[Items from a figure collection]
= = = = = = =

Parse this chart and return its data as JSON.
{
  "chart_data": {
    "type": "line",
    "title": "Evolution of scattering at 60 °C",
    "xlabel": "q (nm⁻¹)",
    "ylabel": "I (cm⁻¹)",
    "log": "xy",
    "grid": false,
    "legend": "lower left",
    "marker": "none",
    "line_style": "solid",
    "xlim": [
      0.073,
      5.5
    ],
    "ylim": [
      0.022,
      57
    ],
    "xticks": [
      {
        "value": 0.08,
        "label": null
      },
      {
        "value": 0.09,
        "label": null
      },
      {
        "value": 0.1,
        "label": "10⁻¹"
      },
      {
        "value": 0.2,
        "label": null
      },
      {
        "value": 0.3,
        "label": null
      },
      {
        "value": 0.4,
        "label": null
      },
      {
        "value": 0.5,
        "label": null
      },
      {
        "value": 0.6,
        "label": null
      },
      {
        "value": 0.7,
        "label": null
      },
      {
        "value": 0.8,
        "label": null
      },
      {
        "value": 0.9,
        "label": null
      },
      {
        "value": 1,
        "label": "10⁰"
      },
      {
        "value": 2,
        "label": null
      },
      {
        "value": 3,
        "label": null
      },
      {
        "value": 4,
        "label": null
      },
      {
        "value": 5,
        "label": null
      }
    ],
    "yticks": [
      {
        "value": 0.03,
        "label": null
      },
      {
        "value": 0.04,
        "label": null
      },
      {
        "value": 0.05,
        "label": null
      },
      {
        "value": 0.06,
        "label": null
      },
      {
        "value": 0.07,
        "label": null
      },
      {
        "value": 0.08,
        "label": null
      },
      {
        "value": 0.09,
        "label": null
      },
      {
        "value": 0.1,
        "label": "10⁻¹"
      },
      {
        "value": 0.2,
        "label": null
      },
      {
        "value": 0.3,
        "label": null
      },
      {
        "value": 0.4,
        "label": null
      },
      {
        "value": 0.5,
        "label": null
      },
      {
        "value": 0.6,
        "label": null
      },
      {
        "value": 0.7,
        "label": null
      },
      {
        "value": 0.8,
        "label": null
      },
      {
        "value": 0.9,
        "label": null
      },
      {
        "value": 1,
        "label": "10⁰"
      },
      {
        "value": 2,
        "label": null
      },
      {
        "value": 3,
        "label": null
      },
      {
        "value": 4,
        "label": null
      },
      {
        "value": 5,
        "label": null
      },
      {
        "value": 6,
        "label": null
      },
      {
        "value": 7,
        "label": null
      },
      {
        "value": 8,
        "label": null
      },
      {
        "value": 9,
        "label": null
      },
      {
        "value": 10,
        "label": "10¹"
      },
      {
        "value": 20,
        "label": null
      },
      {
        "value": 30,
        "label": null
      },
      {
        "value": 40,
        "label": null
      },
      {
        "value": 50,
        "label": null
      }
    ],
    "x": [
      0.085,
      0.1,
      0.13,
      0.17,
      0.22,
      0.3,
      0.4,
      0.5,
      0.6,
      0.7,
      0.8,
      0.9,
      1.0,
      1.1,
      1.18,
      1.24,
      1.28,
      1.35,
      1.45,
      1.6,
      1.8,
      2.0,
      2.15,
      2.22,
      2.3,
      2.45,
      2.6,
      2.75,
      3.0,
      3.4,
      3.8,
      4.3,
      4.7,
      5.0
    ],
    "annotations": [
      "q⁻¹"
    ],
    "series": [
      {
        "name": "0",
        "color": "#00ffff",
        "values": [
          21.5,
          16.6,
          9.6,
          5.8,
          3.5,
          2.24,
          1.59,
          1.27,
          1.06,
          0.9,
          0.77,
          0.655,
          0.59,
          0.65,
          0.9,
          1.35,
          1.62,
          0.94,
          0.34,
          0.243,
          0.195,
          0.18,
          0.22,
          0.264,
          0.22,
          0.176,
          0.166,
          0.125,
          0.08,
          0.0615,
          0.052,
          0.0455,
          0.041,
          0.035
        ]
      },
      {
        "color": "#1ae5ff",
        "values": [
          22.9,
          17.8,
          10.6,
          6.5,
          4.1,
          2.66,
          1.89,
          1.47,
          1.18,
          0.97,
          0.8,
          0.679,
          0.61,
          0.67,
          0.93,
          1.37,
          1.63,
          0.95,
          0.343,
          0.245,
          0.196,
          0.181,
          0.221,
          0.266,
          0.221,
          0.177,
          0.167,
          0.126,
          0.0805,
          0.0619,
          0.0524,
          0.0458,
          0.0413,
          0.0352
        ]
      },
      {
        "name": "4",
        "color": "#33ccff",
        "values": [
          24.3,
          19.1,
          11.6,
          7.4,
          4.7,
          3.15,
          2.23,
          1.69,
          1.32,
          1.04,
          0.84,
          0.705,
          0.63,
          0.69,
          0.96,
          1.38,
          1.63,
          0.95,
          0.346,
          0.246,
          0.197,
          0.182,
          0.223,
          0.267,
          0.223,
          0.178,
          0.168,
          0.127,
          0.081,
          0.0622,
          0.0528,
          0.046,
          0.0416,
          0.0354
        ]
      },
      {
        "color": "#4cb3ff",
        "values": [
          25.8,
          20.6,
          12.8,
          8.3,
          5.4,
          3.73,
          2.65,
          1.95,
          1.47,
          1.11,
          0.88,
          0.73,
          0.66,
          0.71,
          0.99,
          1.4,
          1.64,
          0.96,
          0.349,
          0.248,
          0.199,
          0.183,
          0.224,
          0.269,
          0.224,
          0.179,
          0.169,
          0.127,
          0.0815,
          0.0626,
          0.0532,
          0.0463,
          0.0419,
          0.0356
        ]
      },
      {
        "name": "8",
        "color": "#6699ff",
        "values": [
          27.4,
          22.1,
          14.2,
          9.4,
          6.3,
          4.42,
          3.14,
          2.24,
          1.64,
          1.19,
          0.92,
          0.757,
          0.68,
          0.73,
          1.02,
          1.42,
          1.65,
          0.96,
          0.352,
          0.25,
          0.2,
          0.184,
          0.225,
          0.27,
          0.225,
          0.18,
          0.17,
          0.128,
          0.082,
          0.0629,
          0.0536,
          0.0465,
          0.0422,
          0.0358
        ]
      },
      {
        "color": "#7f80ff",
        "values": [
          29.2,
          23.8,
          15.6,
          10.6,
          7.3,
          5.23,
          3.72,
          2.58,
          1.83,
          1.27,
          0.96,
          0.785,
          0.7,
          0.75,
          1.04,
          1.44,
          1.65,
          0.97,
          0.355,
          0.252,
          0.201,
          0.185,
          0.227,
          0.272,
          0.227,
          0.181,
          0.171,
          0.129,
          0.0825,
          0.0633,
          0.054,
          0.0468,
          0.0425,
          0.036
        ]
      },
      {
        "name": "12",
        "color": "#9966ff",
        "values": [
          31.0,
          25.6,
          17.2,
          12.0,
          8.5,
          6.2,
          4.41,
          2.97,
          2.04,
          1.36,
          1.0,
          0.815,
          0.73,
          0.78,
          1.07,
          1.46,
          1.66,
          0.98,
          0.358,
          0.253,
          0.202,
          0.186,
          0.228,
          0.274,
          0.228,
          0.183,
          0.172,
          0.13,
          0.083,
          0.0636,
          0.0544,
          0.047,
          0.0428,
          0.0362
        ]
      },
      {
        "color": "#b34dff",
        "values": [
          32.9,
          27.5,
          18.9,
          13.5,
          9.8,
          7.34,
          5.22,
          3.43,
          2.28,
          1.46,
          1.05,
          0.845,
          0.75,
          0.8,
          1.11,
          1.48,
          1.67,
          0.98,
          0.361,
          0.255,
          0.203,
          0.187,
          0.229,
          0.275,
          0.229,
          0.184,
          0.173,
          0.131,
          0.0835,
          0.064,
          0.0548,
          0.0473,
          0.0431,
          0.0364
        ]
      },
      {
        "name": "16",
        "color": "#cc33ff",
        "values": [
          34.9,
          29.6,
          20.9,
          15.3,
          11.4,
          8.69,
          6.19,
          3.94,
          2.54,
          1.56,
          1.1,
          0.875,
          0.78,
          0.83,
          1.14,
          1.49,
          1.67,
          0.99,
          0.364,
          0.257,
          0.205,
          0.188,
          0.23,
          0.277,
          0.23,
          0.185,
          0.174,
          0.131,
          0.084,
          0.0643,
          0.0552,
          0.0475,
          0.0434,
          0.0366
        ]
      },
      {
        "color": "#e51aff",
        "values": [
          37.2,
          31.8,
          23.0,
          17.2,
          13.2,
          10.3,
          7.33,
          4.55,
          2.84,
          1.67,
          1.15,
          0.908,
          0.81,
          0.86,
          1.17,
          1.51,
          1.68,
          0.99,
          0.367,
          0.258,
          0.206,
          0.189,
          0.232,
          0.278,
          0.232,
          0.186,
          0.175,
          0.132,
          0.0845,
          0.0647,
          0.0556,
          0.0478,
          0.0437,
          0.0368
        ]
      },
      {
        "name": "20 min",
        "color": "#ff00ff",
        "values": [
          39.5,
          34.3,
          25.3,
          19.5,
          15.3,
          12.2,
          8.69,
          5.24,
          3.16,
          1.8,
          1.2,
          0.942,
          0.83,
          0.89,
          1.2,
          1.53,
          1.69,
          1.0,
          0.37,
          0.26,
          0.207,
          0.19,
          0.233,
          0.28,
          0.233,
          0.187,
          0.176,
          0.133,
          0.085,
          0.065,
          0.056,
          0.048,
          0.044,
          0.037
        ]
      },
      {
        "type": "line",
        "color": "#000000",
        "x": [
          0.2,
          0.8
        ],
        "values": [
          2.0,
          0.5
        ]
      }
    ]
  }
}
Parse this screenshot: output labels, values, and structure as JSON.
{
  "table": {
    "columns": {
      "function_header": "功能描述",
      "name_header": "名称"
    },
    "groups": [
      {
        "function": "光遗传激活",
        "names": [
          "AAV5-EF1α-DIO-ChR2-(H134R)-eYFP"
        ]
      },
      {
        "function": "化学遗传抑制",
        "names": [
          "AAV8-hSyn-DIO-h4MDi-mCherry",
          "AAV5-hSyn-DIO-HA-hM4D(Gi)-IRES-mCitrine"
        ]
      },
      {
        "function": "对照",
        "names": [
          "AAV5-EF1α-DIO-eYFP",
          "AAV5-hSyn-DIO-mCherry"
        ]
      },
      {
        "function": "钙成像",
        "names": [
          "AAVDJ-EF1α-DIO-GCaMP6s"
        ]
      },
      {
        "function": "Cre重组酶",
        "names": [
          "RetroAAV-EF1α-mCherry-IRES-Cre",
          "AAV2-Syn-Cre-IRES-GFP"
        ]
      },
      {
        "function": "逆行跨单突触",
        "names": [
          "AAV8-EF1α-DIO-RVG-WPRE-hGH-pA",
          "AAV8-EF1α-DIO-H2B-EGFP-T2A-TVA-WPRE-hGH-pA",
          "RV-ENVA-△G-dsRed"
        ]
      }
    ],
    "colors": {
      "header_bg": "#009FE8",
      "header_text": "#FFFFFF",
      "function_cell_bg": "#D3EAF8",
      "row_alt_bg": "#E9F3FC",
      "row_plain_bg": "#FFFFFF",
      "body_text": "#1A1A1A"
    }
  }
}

= = = = = = =

- [SHORT TASK]: Filter the entries and copy out every line with the word "this".

- [THE SOLUTION]:
Parse this chart and return its data as JSON.
Parse this screenshot: output labels, values, and structure as JSON.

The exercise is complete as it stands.